## WHAT IS REQUIRED
Extract each line of the records below that contains the word "osteoporosis".

[Saved entries]
■ ■ ■ ■ ■ ■ ■

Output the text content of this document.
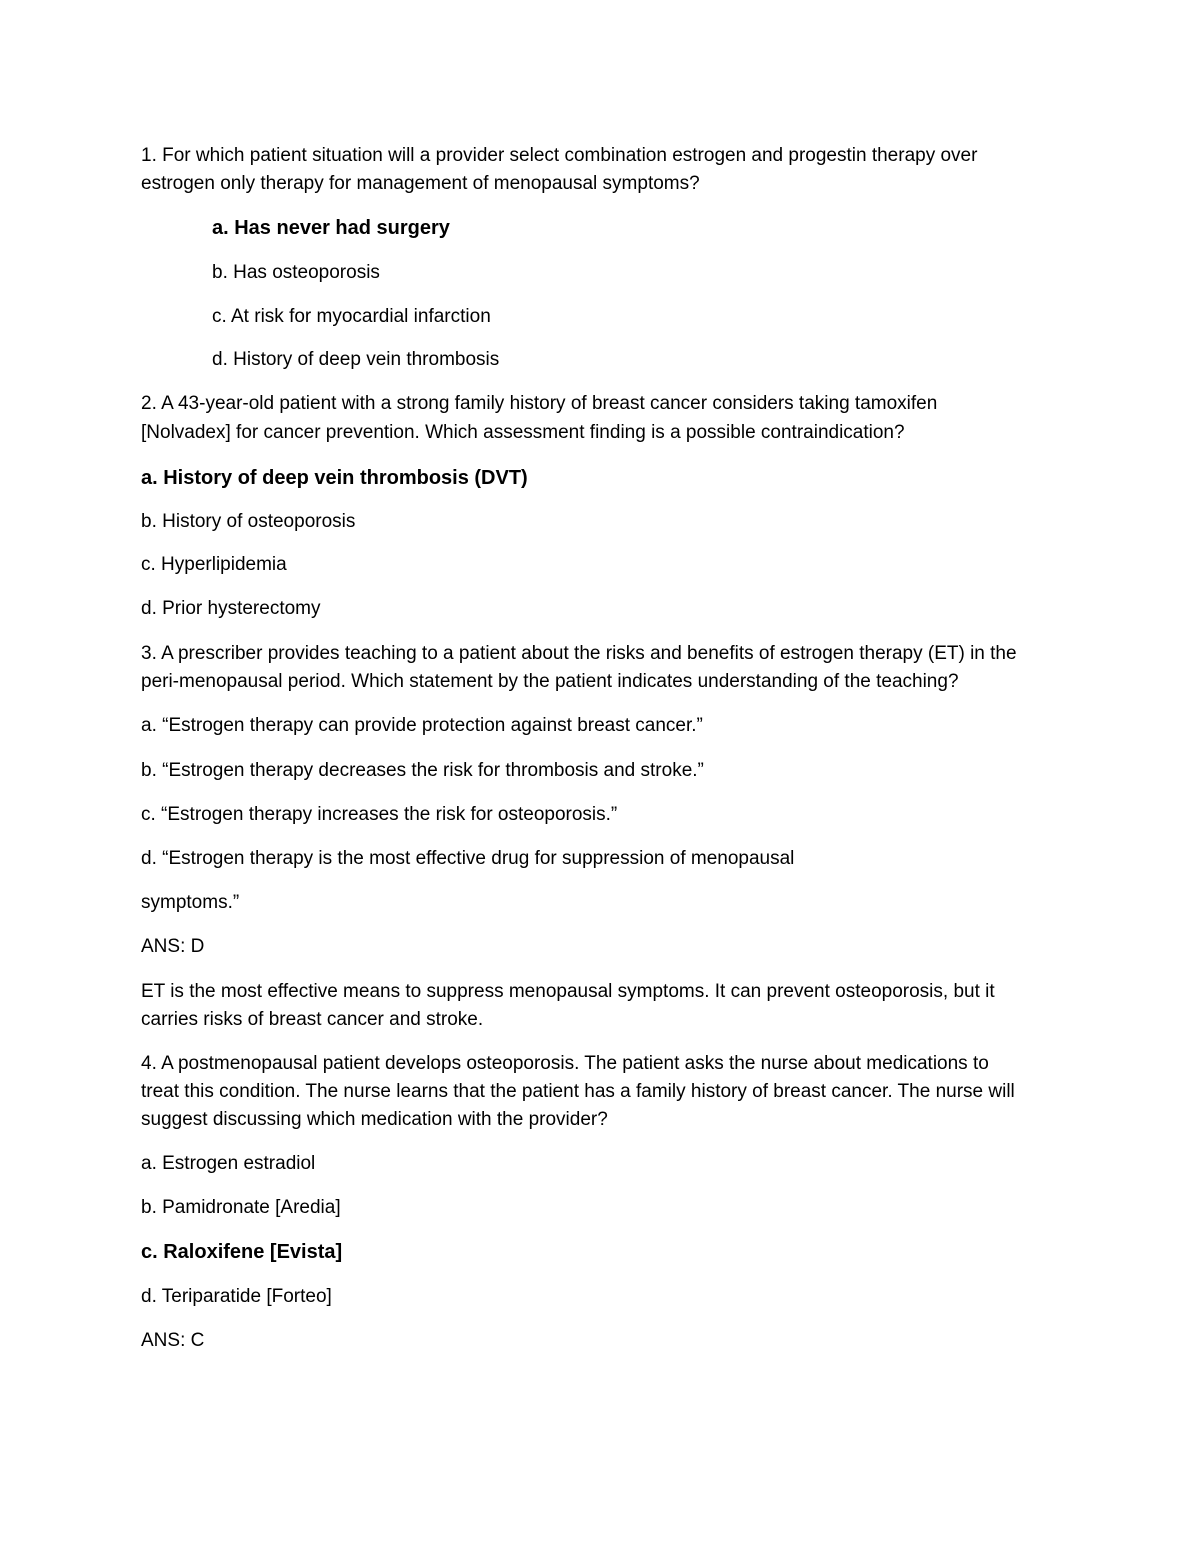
1. For which patient situation will a provider select combination estrogen and progestin therapy over

estrogen only therapy for management of menopausal symptoms?

a. Has never had surgery

b. Has osteoporosis

c. At risk for myocardial infarction

d. History of deep vein thrombosis

2. A 43-year-old patient with a strong family history of breast cancer considers taking tamoxifen

[Nolvadex] for cancer prevention. Which assessment finding is a possible contraindication?

a. History of deep vein thrombosis (DVT)

b. History of osteoporosis

c. Hyperlipidemia

d. Prior hysterectomy

3. A prescriber provides teaching to a patient about the risks and benefits of estrogen therapy (ET) in the

peri-menopausal period. Which statement by the patient indicates understanding of the teaching?

a. “Estrogen therapy can provide protection against breast cancer.”

b. “Estrogen therapy decreases the risk for thrombosis and stroke.”

c. “Estrogen therapy increases the risk for osteoporosis.”

d. “Estrogen therapy is the most effective drug for suppression of menopausal

symptoms.”

ANS: D

ET is the most effective means to suppress menopausal symptoms. It can prevent osteoporosis, but it

carries risks of breast cancer and stroke.

4. A postmenopausal patient develops osteoporosis. The patient asks the nurse about medications to

treat this condition. The nurse learns that the patient has a family history of breast cancer. The nurse will

suggest discussing which medication with the provider?

a. Estrogen estradiol

b. Pamidronate [Aredia]

c. Raloxifene [Evista]

d. Teriparatide [Forteo]

ANS: C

■ ■ ■ ■ ■ ■ ■

## SOLUTION BELOW
b. Has osteoporosis
b. History of osteoporosis
c. “Estrogen therapy increases the risk for osteoporosis.”
ET is the most effective means to suppress menopausal symptoms. It can prevent osteoporosis, but it
4. A postmenopausal patient develops osteoporosis. The patient asks the nurse about medications to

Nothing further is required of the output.